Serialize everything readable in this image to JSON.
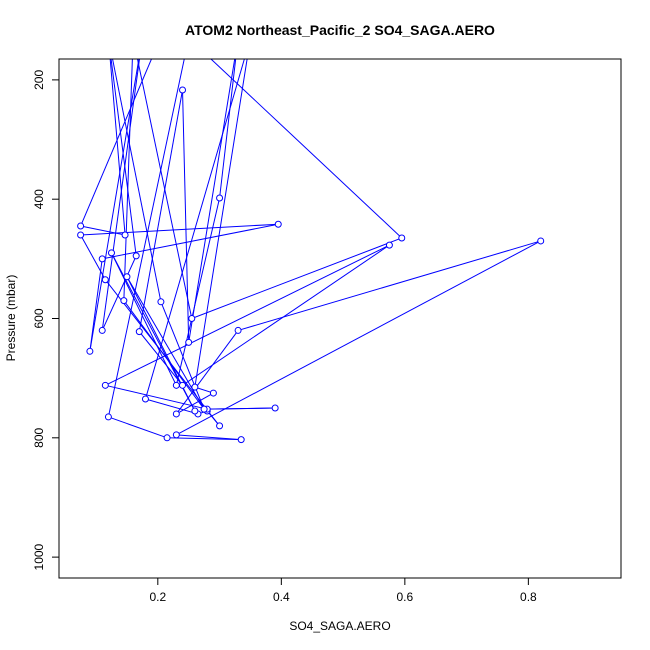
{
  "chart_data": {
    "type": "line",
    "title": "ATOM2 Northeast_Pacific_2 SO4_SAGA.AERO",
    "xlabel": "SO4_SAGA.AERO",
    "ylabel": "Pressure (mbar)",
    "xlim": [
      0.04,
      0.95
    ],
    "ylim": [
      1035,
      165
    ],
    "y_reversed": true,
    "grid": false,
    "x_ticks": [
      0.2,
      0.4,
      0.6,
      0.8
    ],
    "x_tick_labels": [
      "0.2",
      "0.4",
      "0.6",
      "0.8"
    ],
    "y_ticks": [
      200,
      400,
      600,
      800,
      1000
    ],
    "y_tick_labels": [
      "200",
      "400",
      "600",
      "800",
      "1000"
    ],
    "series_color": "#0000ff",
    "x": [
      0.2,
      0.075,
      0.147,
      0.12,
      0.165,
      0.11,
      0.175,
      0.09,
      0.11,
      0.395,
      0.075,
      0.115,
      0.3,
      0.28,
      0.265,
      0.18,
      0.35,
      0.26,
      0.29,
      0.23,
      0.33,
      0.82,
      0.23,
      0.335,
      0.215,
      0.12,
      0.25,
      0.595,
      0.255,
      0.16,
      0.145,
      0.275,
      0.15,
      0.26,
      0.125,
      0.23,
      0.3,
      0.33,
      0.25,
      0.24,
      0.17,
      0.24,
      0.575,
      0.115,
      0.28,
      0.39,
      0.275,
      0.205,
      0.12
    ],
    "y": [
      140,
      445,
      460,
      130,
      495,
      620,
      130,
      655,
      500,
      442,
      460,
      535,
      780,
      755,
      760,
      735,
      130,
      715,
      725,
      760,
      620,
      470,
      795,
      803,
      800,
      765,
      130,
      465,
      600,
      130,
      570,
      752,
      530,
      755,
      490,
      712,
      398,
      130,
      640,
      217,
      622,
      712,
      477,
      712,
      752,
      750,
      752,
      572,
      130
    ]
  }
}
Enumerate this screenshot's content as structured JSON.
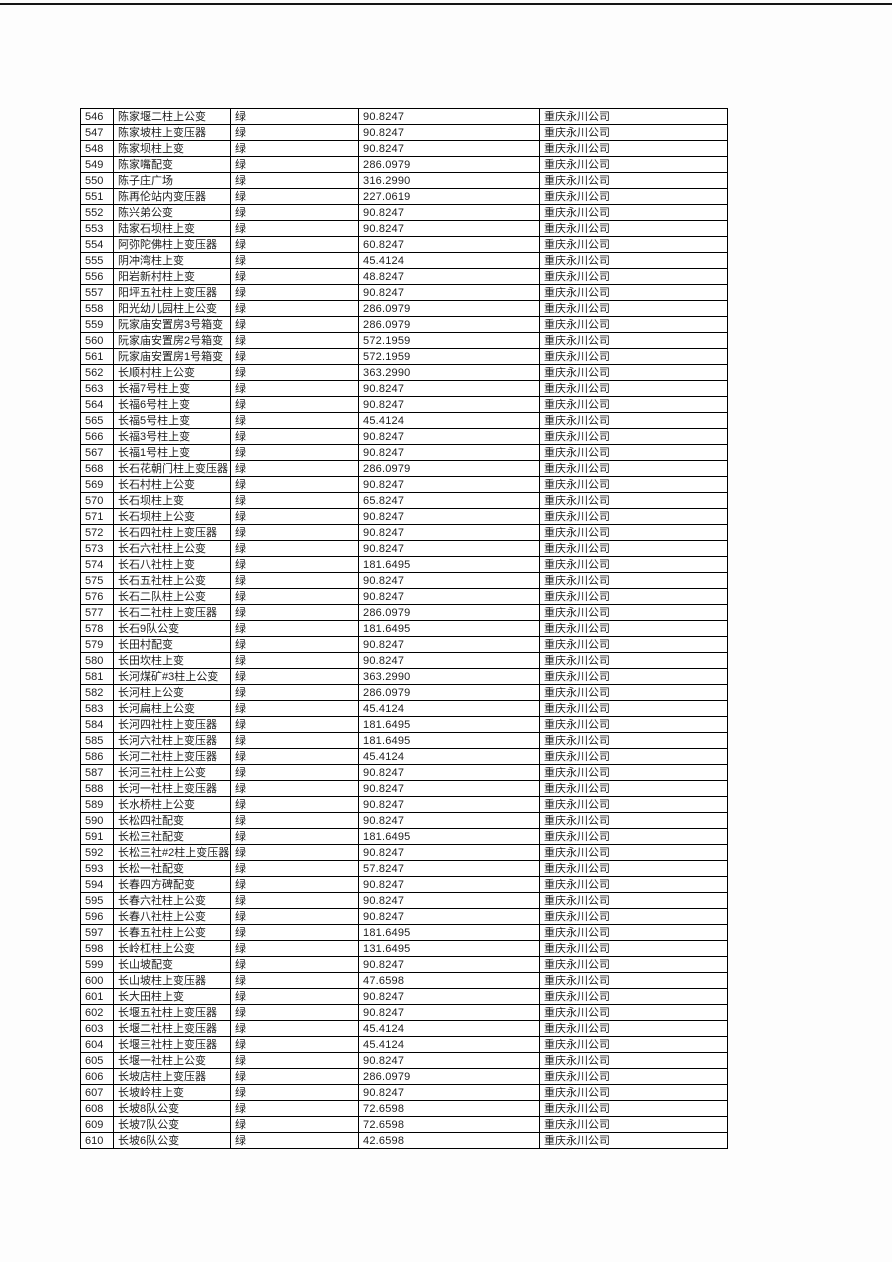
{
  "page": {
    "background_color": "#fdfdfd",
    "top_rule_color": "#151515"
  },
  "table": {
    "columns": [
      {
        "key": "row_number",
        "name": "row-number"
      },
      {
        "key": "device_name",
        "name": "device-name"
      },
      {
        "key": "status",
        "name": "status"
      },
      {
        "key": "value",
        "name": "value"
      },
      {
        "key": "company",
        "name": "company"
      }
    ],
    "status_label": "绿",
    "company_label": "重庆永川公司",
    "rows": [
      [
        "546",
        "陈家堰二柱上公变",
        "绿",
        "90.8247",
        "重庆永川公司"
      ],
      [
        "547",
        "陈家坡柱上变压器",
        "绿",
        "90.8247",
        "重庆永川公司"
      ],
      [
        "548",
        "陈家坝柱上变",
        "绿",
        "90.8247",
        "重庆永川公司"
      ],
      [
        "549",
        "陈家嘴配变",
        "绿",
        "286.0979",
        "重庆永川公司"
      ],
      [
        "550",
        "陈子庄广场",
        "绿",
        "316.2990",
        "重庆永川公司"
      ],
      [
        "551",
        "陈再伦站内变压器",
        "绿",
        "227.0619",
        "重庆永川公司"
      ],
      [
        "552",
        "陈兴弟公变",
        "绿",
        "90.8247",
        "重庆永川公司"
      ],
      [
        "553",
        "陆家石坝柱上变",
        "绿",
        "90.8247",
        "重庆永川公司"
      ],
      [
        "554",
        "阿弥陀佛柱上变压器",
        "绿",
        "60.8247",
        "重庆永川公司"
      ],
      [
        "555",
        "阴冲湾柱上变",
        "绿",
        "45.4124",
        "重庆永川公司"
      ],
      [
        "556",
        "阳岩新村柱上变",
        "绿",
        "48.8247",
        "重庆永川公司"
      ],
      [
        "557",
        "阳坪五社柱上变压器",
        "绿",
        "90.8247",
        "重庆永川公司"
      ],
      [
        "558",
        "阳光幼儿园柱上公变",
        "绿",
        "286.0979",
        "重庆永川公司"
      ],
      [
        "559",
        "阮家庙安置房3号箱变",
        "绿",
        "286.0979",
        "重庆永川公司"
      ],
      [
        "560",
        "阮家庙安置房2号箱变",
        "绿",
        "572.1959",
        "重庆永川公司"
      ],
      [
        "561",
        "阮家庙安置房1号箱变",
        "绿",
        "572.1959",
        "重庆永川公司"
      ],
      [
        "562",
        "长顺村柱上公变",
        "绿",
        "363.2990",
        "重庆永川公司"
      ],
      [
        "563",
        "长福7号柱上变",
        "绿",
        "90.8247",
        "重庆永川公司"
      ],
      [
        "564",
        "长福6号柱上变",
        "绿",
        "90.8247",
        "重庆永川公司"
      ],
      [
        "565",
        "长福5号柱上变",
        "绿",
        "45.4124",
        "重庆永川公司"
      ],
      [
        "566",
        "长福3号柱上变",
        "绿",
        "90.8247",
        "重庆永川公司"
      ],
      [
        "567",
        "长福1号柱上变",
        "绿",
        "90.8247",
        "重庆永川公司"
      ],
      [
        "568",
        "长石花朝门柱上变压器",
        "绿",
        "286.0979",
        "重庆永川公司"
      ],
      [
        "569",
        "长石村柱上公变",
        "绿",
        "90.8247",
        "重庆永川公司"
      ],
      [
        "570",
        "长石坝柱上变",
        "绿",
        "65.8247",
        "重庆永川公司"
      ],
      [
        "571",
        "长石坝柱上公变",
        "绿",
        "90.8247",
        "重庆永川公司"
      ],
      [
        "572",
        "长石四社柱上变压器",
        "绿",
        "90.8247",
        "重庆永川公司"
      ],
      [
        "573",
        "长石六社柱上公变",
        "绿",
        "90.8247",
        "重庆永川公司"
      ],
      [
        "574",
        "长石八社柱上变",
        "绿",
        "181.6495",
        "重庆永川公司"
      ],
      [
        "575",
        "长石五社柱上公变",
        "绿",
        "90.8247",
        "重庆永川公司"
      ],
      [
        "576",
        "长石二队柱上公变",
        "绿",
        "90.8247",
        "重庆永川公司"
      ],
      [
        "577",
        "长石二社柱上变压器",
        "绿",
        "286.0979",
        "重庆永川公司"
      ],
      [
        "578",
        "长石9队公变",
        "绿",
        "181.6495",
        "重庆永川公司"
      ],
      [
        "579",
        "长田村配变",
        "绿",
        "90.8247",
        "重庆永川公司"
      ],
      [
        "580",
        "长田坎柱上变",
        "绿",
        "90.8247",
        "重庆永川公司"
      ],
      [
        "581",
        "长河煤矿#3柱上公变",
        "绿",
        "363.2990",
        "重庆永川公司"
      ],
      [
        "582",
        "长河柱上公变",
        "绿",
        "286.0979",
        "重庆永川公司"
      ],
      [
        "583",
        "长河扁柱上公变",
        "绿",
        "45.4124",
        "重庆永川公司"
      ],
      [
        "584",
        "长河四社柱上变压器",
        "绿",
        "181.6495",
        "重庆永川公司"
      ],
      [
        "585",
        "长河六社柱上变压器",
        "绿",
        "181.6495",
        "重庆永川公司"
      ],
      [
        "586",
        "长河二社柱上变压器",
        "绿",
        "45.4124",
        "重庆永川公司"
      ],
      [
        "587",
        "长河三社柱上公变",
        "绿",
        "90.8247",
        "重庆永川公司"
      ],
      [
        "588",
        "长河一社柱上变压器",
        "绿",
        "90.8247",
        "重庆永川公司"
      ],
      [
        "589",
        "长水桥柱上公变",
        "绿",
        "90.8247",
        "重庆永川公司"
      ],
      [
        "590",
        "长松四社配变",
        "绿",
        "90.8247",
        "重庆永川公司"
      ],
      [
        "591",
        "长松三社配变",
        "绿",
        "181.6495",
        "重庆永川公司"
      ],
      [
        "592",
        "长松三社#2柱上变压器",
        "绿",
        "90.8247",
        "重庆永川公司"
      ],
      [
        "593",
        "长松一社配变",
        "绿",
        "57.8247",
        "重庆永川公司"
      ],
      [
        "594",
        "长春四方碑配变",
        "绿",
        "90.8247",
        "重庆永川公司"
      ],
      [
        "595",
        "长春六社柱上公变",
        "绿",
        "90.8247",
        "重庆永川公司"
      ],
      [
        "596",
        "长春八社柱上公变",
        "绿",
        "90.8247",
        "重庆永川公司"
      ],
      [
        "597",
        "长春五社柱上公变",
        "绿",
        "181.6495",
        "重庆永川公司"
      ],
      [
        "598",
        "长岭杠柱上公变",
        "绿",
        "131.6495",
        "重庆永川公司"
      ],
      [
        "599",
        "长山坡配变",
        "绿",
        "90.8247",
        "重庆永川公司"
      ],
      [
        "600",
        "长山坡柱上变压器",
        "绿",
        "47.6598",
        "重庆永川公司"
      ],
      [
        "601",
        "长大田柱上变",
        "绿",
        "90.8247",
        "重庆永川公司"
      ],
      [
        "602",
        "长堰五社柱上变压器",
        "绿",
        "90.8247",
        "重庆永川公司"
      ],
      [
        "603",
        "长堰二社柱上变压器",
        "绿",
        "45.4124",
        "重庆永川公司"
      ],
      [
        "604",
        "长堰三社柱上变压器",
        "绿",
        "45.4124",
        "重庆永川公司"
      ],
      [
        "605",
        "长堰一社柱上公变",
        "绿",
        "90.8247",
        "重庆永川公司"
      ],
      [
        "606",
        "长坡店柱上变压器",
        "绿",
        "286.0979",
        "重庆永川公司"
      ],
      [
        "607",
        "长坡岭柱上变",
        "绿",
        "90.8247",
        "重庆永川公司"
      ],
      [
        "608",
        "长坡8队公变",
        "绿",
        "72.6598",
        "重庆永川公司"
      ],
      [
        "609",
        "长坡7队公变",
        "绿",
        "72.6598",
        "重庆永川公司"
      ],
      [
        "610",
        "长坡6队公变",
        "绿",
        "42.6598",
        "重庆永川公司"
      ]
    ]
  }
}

GOAL:
Gather up every line in the data above that contains the word "AERO", copying each one.

OUTPUT OF THE EXERCISE:
    "title": "ATOM2 Northeast_Pacific_2 SO4_SAGA.AERO",
    "xlabel": "SO4_SAGA.AERO",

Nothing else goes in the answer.